[START Dataset excerpts]

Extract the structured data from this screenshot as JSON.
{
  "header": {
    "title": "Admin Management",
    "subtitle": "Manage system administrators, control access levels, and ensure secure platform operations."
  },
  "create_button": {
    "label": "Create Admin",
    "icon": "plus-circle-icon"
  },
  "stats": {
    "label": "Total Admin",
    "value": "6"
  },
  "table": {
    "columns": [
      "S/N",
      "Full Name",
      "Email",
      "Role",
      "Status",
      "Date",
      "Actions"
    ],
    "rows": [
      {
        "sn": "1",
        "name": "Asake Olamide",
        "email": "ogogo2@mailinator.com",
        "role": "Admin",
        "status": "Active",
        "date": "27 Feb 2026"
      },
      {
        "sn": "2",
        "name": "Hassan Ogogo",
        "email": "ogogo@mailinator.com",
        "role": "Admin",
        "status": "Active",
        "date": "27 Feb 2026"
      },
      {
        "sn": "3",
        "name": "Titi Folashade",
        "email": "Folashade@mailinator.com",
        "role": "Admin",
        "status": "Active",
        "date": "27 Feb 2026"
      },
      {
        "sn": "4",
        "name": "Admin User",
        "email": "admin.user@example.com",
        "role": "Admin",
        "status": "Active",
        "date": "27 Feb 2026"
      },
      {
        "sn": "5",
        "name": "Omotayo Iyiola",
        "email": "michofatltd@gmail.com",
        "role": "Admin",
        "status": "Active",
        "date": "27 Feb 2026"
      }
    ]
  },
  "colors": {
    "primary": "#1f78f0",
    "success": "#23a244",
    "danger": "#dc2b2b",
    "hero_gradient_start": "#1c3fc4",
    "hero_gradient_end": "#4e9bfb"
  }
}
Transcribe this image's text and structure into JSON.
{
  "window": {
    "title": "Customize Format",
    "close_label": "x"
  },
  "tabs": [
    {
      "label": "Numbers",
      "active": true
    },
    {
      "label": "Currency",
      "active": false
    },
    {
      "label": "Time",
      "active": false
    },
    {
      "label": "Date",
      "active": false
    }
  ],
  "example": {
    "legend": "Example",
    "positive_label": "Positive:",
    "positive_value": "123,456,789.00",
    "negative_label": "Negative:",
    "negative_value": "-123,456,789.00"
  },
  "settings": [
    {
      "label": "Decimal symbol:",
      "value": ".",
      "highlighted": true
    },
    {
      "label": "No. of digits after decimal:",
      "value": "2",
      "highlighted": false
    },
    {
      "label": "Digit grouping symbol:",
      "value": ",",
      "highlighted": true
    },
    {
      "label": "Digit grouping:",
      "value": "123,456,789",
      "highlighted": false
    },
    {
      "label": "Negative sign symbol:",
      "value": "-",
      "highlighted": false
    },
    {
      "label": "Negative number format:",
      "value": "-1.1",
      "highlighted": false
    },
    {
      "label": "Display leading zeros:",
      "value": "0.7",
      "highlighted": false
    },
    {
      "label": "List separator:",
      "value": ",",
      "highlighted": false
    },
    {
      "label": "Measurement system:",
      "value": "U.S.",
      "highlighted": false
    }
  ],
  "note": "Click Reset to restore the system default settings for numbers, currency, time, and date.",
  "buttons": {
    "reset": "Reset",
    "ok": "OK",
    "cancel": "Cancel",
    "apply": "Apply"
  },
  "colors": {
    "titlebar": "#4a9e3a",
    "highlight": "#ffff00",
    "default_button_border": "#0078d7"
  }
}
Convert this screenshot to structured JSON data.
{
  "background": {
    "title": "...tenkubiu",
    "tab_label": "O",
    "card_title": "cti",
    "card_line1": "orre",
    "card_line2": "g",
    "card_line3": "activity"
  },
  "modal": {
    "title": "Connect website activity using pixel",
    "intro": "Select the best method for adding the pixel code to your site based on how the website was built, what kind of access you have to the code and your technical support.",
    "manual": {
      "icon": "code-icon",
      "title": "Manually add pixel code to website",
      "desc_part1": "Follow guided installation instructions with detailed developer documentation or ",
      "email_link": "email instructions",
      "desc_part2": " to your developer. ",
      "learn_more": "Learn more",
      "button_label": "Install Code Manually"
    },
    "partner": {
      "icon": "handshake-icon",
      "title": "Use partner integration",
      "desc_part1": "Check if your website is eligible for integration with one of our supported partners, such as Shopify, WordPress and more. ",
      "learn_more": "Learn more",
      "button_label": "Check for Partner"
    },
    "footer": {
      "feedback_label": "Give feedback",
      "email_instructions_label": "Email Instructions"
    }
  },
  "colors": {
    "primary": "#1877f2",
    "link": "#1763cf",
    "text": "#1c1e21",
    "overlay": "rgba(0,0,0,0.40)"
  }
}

[END Dataset excerpts]

Restate each of the entries above verbatim.

Extract the structured data from this screenshot as JSON.
{
  "header": {
    "title": "Admin Management",
    "subtitle": "Manage system administrators, control access levels, and ensure secure platform operations."
  },
  "create_button": {
    "label": "Create Admin",
    "icon": "plus-circle-icon"
  },
  "stats": {
    "label": "Total Admin",
    "value": "6"
  },
  "table": {
    "columns": [
      "S/N",
      "Full Name",
      "Email",
      "Role",
      "Status",
      "Date",
      "Actions"
    ],
    "rows": [
      {
        "sn": "1",
        "name": "Asake Olamide",
        "email": "ogogo2@mailinator.com",
        "role": "Admin",
        "status": "Active",
        "date": "27 Feb 2026"
      },
      {
        "sn": "2",
        "name": "Hassan Ogogo",
        "email": "ogogo@mailinator.com",
        "role": "Admin",
        "status": "Active",
        "date": "27 Feb 2026"
      },
      {
        "sn": "3",
        "name": "Titi Folashade",
        "email": "Folashade@mailinator.com",
        "role": "Admin",
        "status": "Active",
        "date": "27 Feb 2026"
      },
      {
        "sn": "4",
        "name": "Admin User",
        "email": "admin.user@example.com",
        "role": "Admin",
        "status": "Active",
        "date": "27 Feb 2026"
      },
      {
        "sn": "5",
        "name": "Omotayo Iyiola",
        "email": "michofatltd@gmail.com",
        "role": "Admin",
        "status": "Active",
        "date": "27 Feb 2026"
      }
    ]
  },
  "colors": {
    "primary": "#1f78f0",
    "success": "#23a244",
    "danger": "#dc2b2b",
    "hero_gradient_start": "#1c3fc4",
    "hero_gradient_end": "#4e9bfb"
  }
}
Transcribe this image's text and structure into JSON.
{
  "window": {
    "title": "Customize Format",
    "close_label": "x"
  },
  "tabs": [
    {
      "label": "Numbers",
      "active": true
    },
    {
      "label": "Currency",
      "active": false
    },
    {
      "label": "Time",
      "active": false
    },
    {
      "label": "Date",
      "active": false
    }
  ],
  "example": {
    "legend": "Example",
    "positive_label": "Positive:",
    "positive_value": "123,456,789.00",
    "negative_label": "Negative:",
    "negative_value": "-123,456,789.00"
  },
  "settings": [
    {
      "label": "Decimal symbol:",
      "value": ".",
      "highlighted": true
    },
    {
      "label": "No. of digits after decimal:",
      "value": "2",
      "highlighted": false
    },
    {
      "label": "Digit grouping symbol:",
      "value": ",",
      "highlighted": true
    },
    {
      "label": "Digit grouping:",
      "value": "123,456,789",
      "highlighted": false
    },
    {
      "label": "Negative sign symbol:",
      "value": "-",
      "highlighted": false
    },
    {
      "label": "Negative number format:",
      "value": "-1.1",
      "highlighted": false
    },
    {
      "label": "Display leading zeros:",
      "value": "0.7",
      "highlighted": false
    },
    {
      "label": "List separator:",
      "value": ",",
      "highlighted": false
    },
    {
      "label": "Measurement system:",
      "value": "U.S.",
      "highlighted": false
    }
  ],
  "note": "Click Reset to restore the system default settings for numbers, currency, time, and date.",
  "buttons": {
    "reset": "Reset",
    "ok": "OK",
    "cancel": "Cancel",
    "apply": "Apply"
  },
  "colors": {
    "titlebar": "#4a9e3a",
    "highlight": "#ffff00",
    "default_button_border": "#0078d7"
  }
}
Convert this screenshot to structured JSON data.
{
  "background": {
    "title": "...tenkubiu",
    "tab_label": "O",
    "card_title": "cti",
    "card_line1": "orre",
    "card_line2": "g",
    "card_line3": "activity"
  },
  "modal": {
    "title": "Connect website activity using pixel",
    "intro": "Select the best method for adding the pixel code to your site based on how the website was built, what kind of access you have to the code and your technical support.",
    "manual": {
      "icon": "code-icon",
      "title": "Manually add pixel code to website",
      "desc_part1": "Follow guided installation instructions with detailed developer documentation or ",
      "email_link": "email instructions",
      "desc_part2": " to your developer. ",
      "learn_more": "Learn more",
      "button_label": "Install Code Manually"
    },
    "partner": {
      "icon": "handshake-icon",
      "title": "Use partner integration",
      "desc_part1": "Check if your website is eligible for integration with one of our supported partners, such as Shopify, WordPress and more. ",
      "learn_more": "Learn more",
      "button_label": "Check for Partner"
    },
    "footer": {
      "feedback_label": "Give feedback",
      "email_instructions_label": "Email Instructions"
    }
  },
  "colors": {
    "primary": "#1877f2",
    "link": "#1763cf",
    "text": "#1c1e21",
    "overlay": "rgba(0,0,0,0.40)"
  }
}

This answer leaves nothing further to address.